EXERCISE PROMPT
Read through the entries below and return each line with the word "思维教练".
* Begin *
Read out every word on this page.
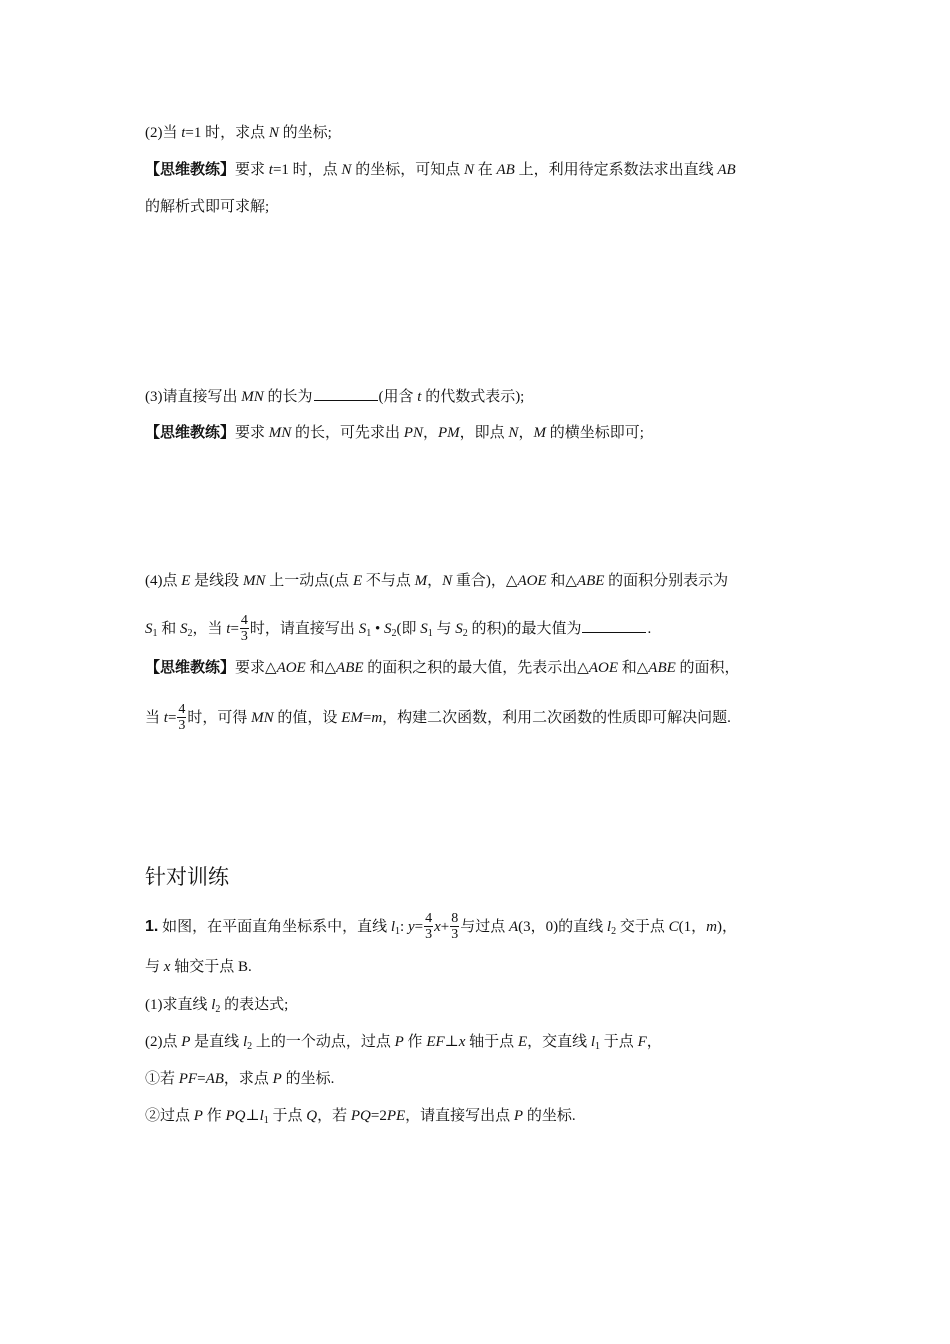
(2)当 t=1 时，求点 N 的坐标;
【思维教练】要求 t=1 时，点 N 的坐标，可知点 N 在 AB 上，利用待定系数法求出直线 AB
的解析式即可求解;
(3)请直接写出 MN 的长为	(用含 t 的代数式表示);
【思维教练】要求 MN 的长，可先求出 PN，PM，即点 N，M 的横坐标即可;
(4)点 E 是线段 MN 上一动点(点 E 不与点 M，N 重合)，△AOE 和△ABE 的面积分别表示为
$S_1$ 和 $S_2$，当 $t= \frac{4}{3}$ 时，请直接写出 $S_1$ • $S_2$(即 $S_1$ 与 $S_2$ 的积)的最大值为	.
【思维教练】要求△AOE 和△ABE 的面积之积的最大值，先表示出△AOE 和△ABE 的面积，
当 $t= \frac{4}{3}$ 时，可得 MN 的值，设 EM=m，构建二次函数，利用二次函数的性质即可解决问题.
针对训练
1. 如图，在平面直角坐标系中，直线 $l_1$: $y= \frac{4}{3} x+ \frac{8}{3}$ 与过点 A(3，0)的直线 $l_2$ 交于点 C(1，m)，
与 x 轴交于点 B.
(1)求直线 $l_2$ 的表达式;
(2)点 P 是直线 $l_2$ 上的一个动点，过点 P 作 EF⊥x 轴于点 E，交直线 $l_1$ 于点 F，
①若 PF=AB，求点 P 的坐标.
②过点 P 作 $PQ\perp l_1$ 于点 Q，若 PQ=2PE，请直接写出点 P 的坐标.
* End *
* Begin *
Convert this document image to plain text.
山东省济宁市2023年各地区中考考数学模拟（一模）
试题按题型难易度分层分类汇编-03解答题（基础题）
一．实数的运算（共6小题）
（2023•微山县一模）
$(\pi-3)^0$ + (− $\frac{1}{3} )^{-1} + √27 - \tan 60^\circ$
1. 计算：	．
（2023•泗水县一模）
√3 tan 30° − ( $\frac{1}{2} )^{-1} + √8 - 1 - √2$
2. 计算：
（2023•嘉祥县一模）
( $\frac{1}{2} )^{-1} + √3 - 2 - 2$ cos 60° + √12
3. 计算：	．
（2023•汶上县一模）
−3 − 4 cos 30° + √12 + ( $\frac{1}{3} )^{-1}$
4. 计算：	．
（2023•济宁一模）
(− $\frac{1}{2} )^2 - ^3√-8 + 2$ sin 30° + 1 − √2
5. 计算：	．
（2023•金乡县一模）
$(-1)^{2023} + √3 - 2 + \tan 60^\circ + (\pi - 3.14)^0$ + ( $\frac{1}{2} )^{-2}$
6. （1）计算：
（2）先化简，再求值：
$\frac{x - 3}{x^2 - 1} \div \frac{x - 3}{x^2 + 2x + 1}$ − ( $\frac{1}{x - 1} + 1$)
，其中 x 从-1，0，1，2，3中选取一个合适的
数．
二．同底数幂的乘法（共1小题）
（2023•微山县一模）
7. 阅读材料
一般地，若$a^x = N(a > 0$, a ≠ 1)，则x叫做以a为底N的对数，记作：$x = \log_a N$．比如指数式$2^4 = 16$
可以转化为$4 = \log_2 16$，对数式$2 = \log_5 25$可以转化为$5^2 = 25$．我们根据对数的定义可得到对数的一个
* End *
RESULT FOR THIS EXERCISE
【思维教练】要求 t=1 时，点 N 的坐标，可知点 N 在 AB 上，利用待定系数法求出直线 AB
【思维教练】要求 MN 的长，可先求出 PN，PM，即点 N，M 的横坐标即可;
【思维教练】要求△AOE 和△ABE 的面积之积的最大值，先表示出△AOE 和△ABE 的面积，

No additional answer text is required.